• Problem to work on
Check each line of the entries below for the string "millones"; copy every line where it appears.

• Rows
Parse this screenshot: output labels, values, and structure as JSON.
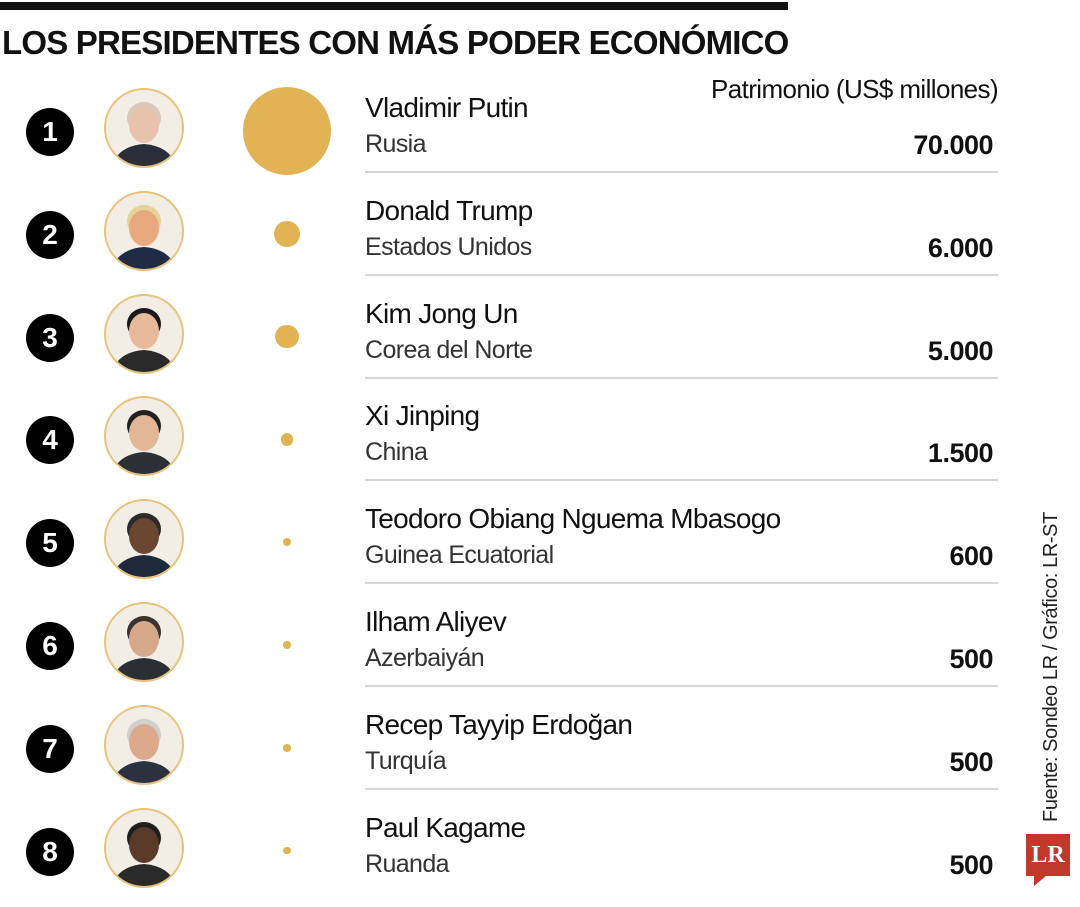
{
  "header": {
    "title": "LOS PRESIDENTES CON MÁS PODER ECONÓMICO",
    "column_label": "Patrimonio (US$ millones)"
  },
  "footer": {
    "source": "Fuente: Sondeo LR / Gráfico: LR-ST",
    "logo_text": "LR"
  },
  "colors": {
    "bubble": "#e2b354",
    "rank_badge": "#000000",
    "brand_red": "#c0392b"
  },
  "chart_data": {
    "type": "table",
    "title": "LOS PRESIDENTES CON MÁS PODER ECONÓMICO",
    "value_label": "Patrimonio (US$ millones)",
    "rows": [
      {
        "rank": "1",
        "name": "Vladimir Putin",
        "country": "Rusia",
        "value": 70000,
        "value_label": "70.000",
        "skin": "#e9c2ad",
        "hair": "#d9c9b8",
        "suit": "#2b2f3a"
      },
      {
        "rank": "2",
        "name": "Donald Trump",
        "country": "Estados Unidos",
        "value": 6000,
        "value_label": "6.000",
        "skin": "#e8a97e",
        "hair": "#e6d39a",
        "suit": "#1f2a44"
      },
      {
        "rank": "3",
        "name": "Kim Jong Un",
        "country": "Corea del Norte",
        "value": 5000,
        "value_label": "5.000",
        "skin": "#e6b99a",
        "hair": "#1a1a1a",
        "suit": "#2a2a2a"
      },
      {
        "rank": "4",
        "name": "Xi Jinping",
        "country": "China",
        "value": 1500,
        "value_label": "1.500",
        "skin": "#e2b797",
        "hair": "#222222",
        "suit": "#2c2f36"
      },
      {
        "rank": "5",
        "name": "Teodoro Obiang Nguema Mbasogo",
        "country": "Guinea Ecuatorial",
        "value": 600,
        "value_label": "600",
        "skin": "#6b4630",
        "hair": "#2a2a2a",
        "suit": "#1e2a3a"
      },
      {
        "rank": "6",
        "name": "Ilham Aliyev",
        "country": "Azerbaiyán",
        "value": 500,
        "value_label": "500",
        "skin": "#d7a98b",
        "hair": "#3a3330",
        "suit": "#2a2e35"
      },
      {
        "rank": "7",
        "name": "Recep Tayyip Erdoğan",
        "country": "Turquía",
        "value": 500,
        "value_label": "500",
        "skin": "#dca98d",
        "hair": "#cfcfcf",
        "suit": "#2c3140"
      },
      {
        "rank": "8",
        "name": "Paul Kagame",
        "country": "Ruanda",
        "value": 500,
        "value_label": "500",
        "skin": "#5a3a28",
        "hair": "#1f1f1f",
        "suit": "#2a2a2a"
      }
    ]
  }
}
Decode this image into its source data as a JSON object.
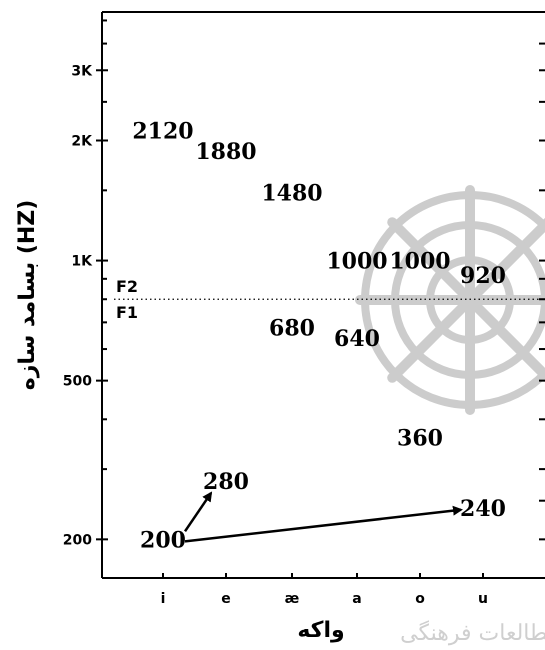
{
  "chart_data": {
    "type": "scatter",
    "y_scale": "log",
    "ylim": [
      160,
      4200
    ],
    "ylabel": "بسامد سازه (HZ)",
    "xlabel": "واکه",
    "categories": [
      "i",
      "e",
      "æ",
      "a",
      "o",
      "u"
    ],
    "category_tick_labels": [
      "i",
      "e",
      "æ",
      "a",
      "o",
      "u"
    ],
    "y_tick_labels": [
      "3K",
      "2K",
      "1K",
      "500",
      "200"
    ],
    "y_ticks": [
      3000,
      2000,
      1000,
      500,
      200
    ],
    "divider": {
      "value": 800,
      "upper_label": "F2",
      "lower_label": "F1"
    },
    "series": [
      {
        "name": "F2",
        "points": [
          {
            "category": "i",
            "value": 2120,
            "label": "2120"
          },
          {
            "category": "e",
            "value": 1880,
            "label": "1880"
          },
          {
            "category": "æ",
            "value": 1480,
            "label": "1480"
          },
          {
            "category": "a",
            "value": 1000,
            "label": "1000"
          },
          {
            "category": "o",
            "value": 1000,
            "label": "1000"
          },
          {
            "category": "u",
            "value": 920,
            "label": "920"
          }
        ]
      },
      {
        "name": "F1",
        "points": [
          {
            "category": "æ",
            "value": 680,
            "label": "680"
          },
          {
            "category": "a",
            "value": 640,
            "label": "640"
          },
          {
            "category": "o",
            "value": 360,
            "label": "360"
          }
        ]
      }
    ],
    "annotations": [
      {
        "label": "280",
        "value": 280,
        "category": "e"
      },
      {
        "label": "240",
        "value": 240,
        "category": "u"
      },
      {
        "label": "200",
        "value": 200,
        "category": "i"
      }
    ],
    "arrows": [
      {
        "from": "200",
        "to": "280"
      },
      {
        "from": "200",
        "to": "240"
      }
    ]
  },
  "watermark": {
    "text": "مطالعات فرهنگی"
  },
  "colors": {
    "ink": "#000000",
    "watermark": "#cccccc"
  }
}
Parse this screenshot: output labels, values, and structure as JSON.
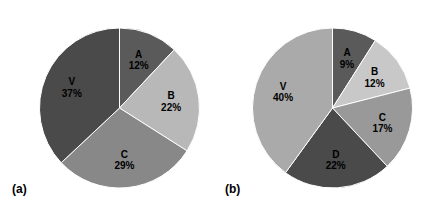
{
  "chart_data": [
    {
      "type": "pie",
      "title": "(a)",
      "categories": [
        "A",
        "B",
        "C",
        "V"
      ],
      "values": [
        12,
        22,
        29,
        37
      ],
      "value_labels": [
        "12%",
        "22%",
        "29%",
        "37%"
      ],
      "colors": [
        "#5a5a5a",
        "#b8b8b8",
        "#888888",
        "#4a4a4a"
      ],
      "data_labels": true
    },
    {
      "type": "pie",
      "title": "(b)",
      "categories": [
        "A",
        "B",
        "C",
        "D",
        "V"
      ],
      "values": [
        9,
        12,
        17,
        22,
        40
      ],
      "value_labels": [
        "9%",
        "12%",
        "17%",
        "22%",
        "40%"
      ],
      "colors": [
        "#5a5a5a",
        "#c8c8c8",
        "#999999",
        "#4a4a4a",
        "#aaaaaa"
      ],
      "data_labels": true
    }
  ]
}
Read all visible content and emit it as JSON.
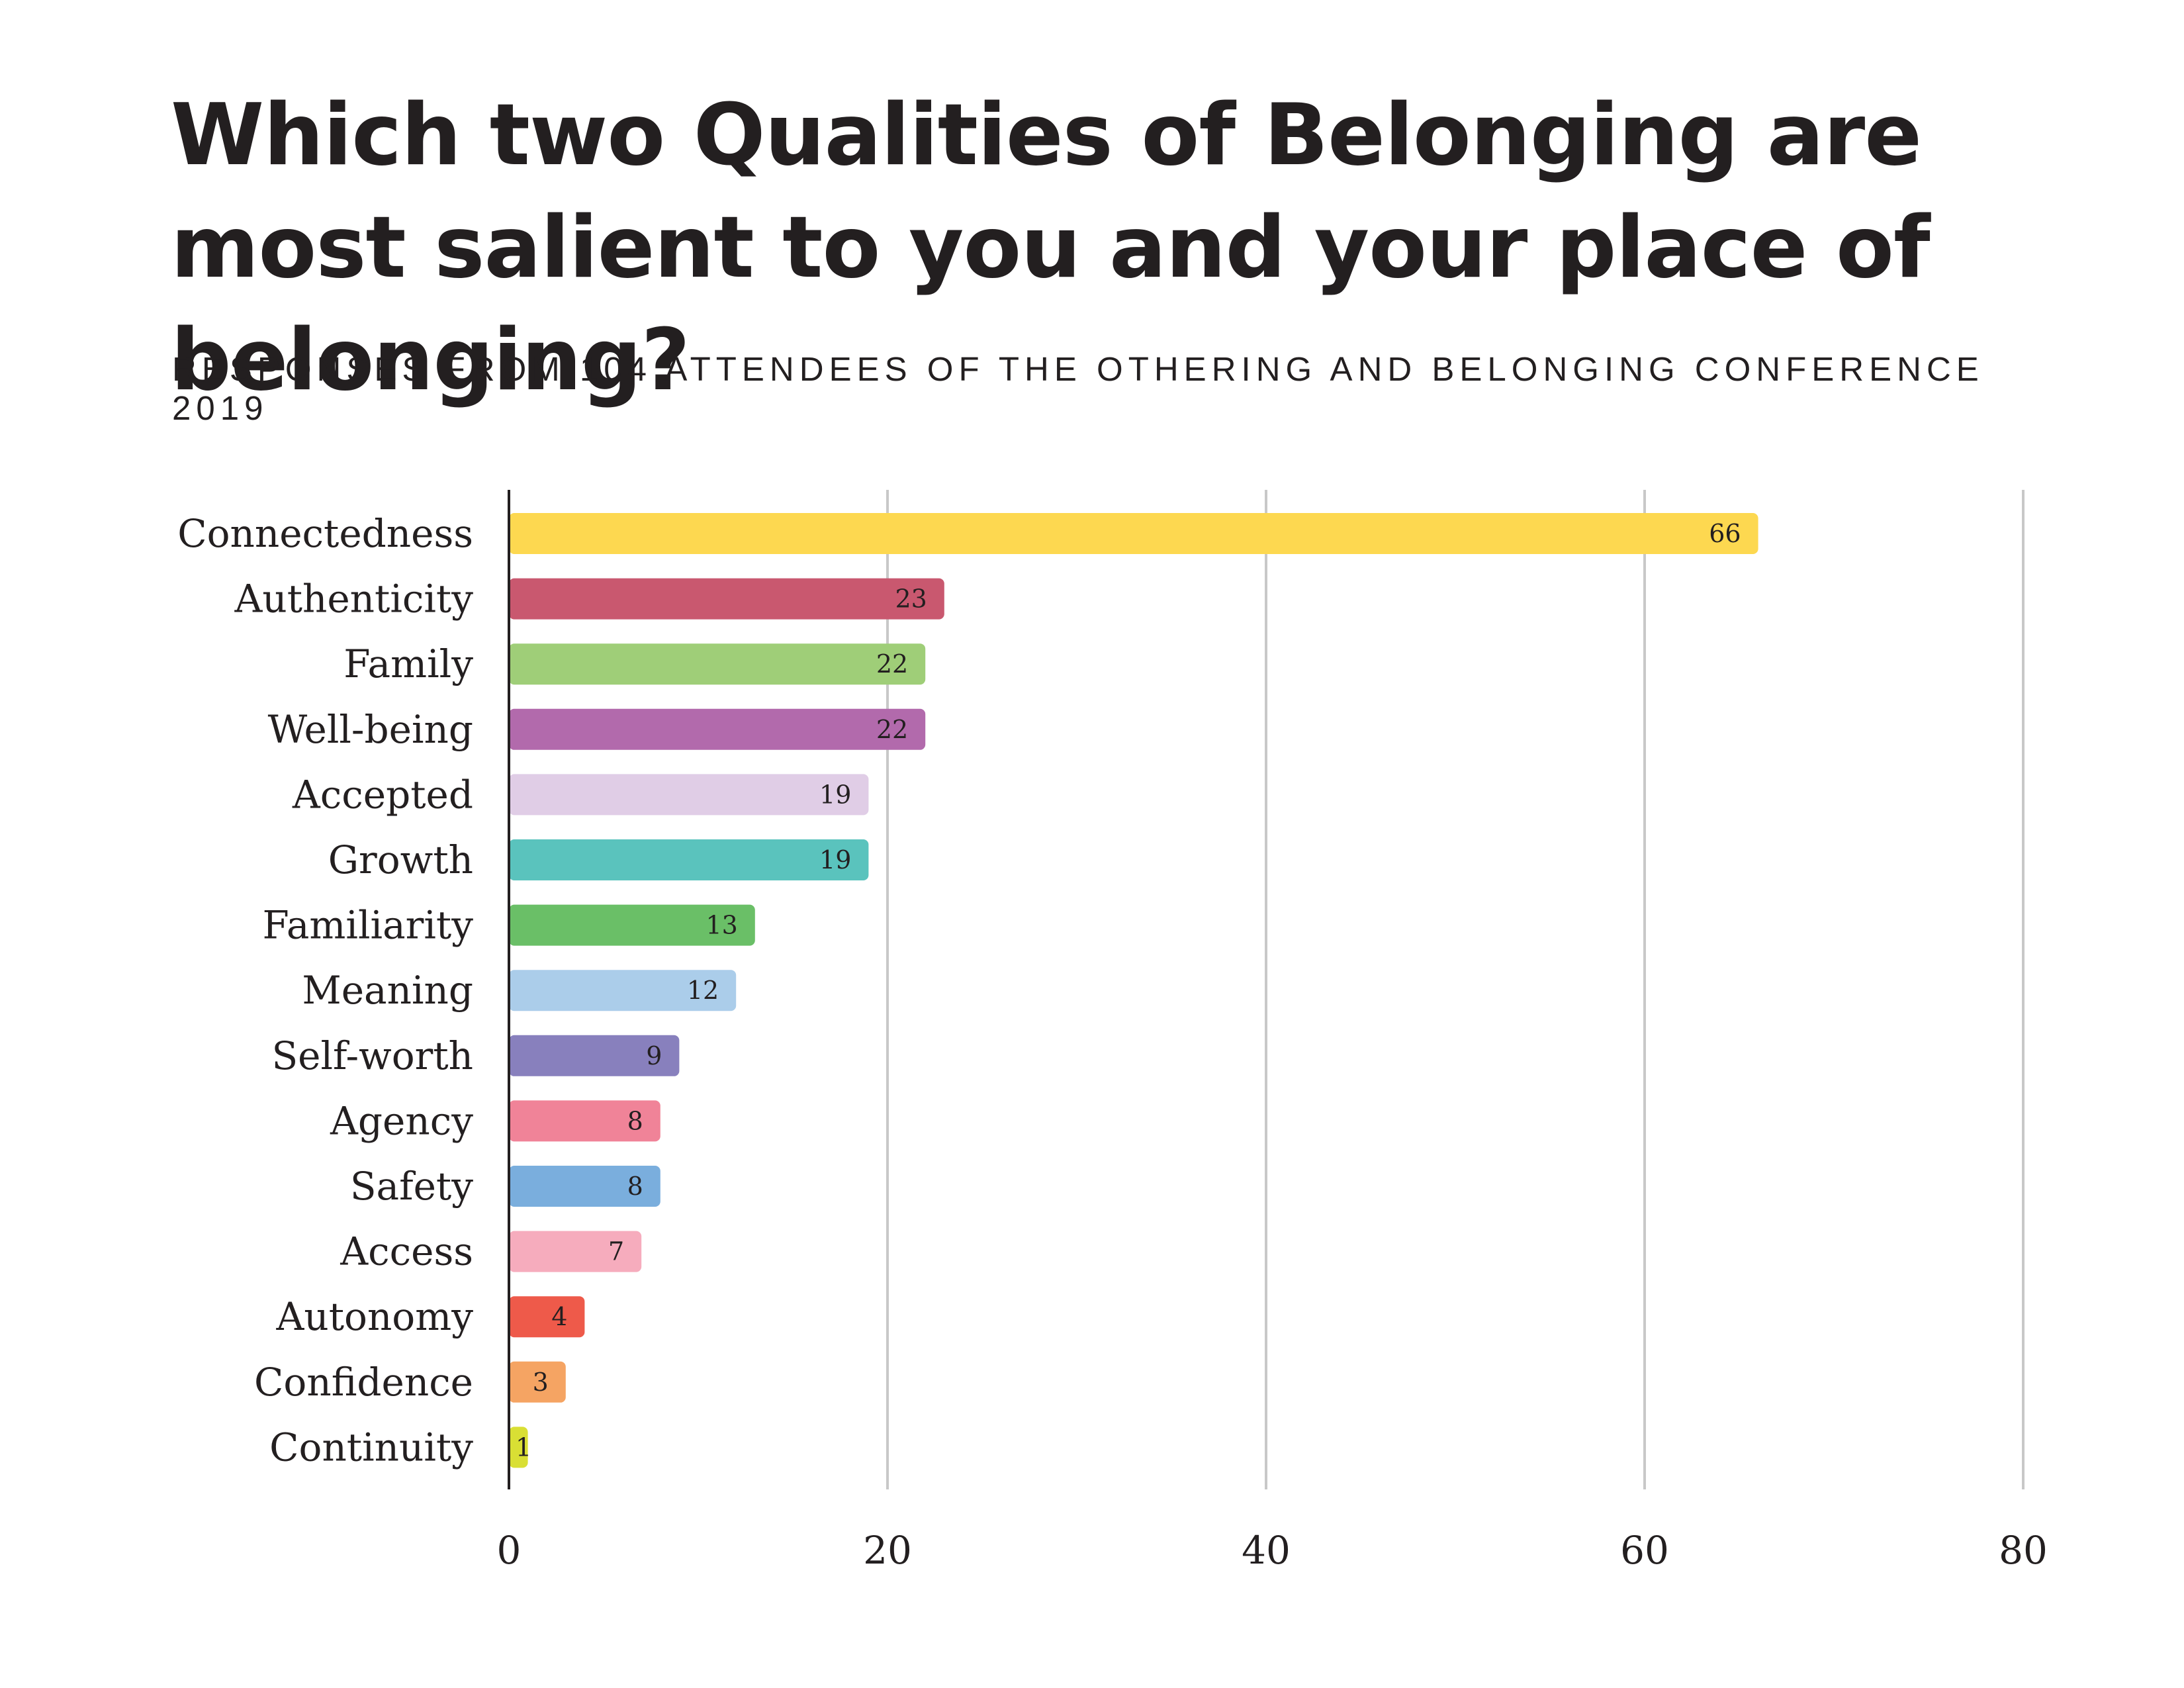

• Exercise response
    "column_label": "Patrimonio (US$ millones)"
    "value_label": "Patrimonio (US$ millones)",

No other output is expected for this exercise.